**Exercise requirements**
Restate the whole listing word for word. Pictures are left out.

**Collected data entries**
-- start --

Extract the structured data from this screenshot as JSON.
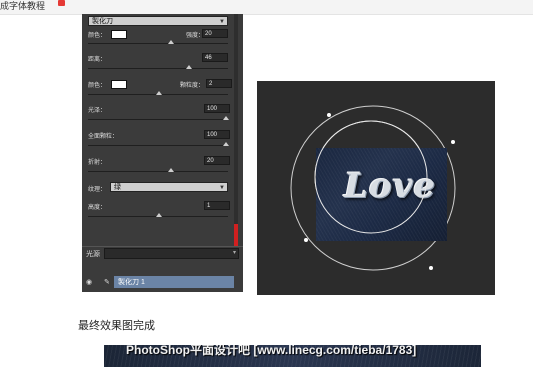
{
  "page": {
    "title_fragment": "成字体教程"
  },
  "panel": {
    "top_select": "製化刀",
    "rows": [
      {
        "label": "颜色：",
        "value_label": "强度：",
        "value": "20"
      },
      {
        "label": "距离：",
        "value": "46"
      },
      {
        "label": "颜色：",
        "value_label": "颗粒度：",
        "value": "2"
      },
      {
        "label": "光泽：",
        "value": "100"
      },
      {
        "label": "全面颗粒：",
        "value": "100"
      },
      {
        "label": "折射：",
        "value": "20"
      },
      {
        "label": "纹理：",
        "select": "绿"
      },
      {
        "label": "高度：",
        "value": "1"
      }
    ],
    "mask_label": "光源",
    "layer_name": "製化刀 1"
  },
  "canvas": {
    "image_text": "Love"
  },
  "caption": "最终效果图完成",
  "watermark": "PhotoShop平面设计吧 [www.linecg.com/tieba/1783]",
  "colors": {
    "panel_bg": "#3b3b3b",
    "layer_highlight": "#6b84a6",
    "scroll_marker": "#d02020",
    "canvas_bg": "#2c2c2c"
  }
}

-- end --

**Output below**
Extract the structured data from this screenshot as JSON.
{
  "page": {
    "title_fragment": "成字体教程"
  },
  "panel": {
    "top_select": "製化刀",
    "rows": [
      {
        "label": "颜色：",
        "value_label": "强度：",
        "value": "20"
      },
      {
        "label": "距离：",
        "value": "46"
      },
      {
        "label": "颜色：",
        "value_label": "颗粒度：",
        "value": "2"
      },
      {
        "label": "光泽：",
        "value": "100"
      },
      {
        "label": "全面颗粒：",
        "value": "100"
      },
      {
        "label": "折射：",
        "value": "20"
      },
      {
        "label": "纹理：",
        "select": "绿"
      },
      {
        "label": "高度：",
        "value": "1"
      }
    ],
    "mask_label": "光源",
    "layer_name": "製化刀 1"
  },
  "canvas": {
    "image_text": "Love"
  },
  "caption": "最终效果图完成",
  "watermark": "PhotoShop平面设计吧 [www.linecg.com/tieba/1783]",
  "colors": {
    "panel_bg": "#3b3b3b",
    "layer_highlight": "#6b84a6",
    "scroll_marker": "#d02020",
    "canvas_bg": "#2c2c2c"
  }
}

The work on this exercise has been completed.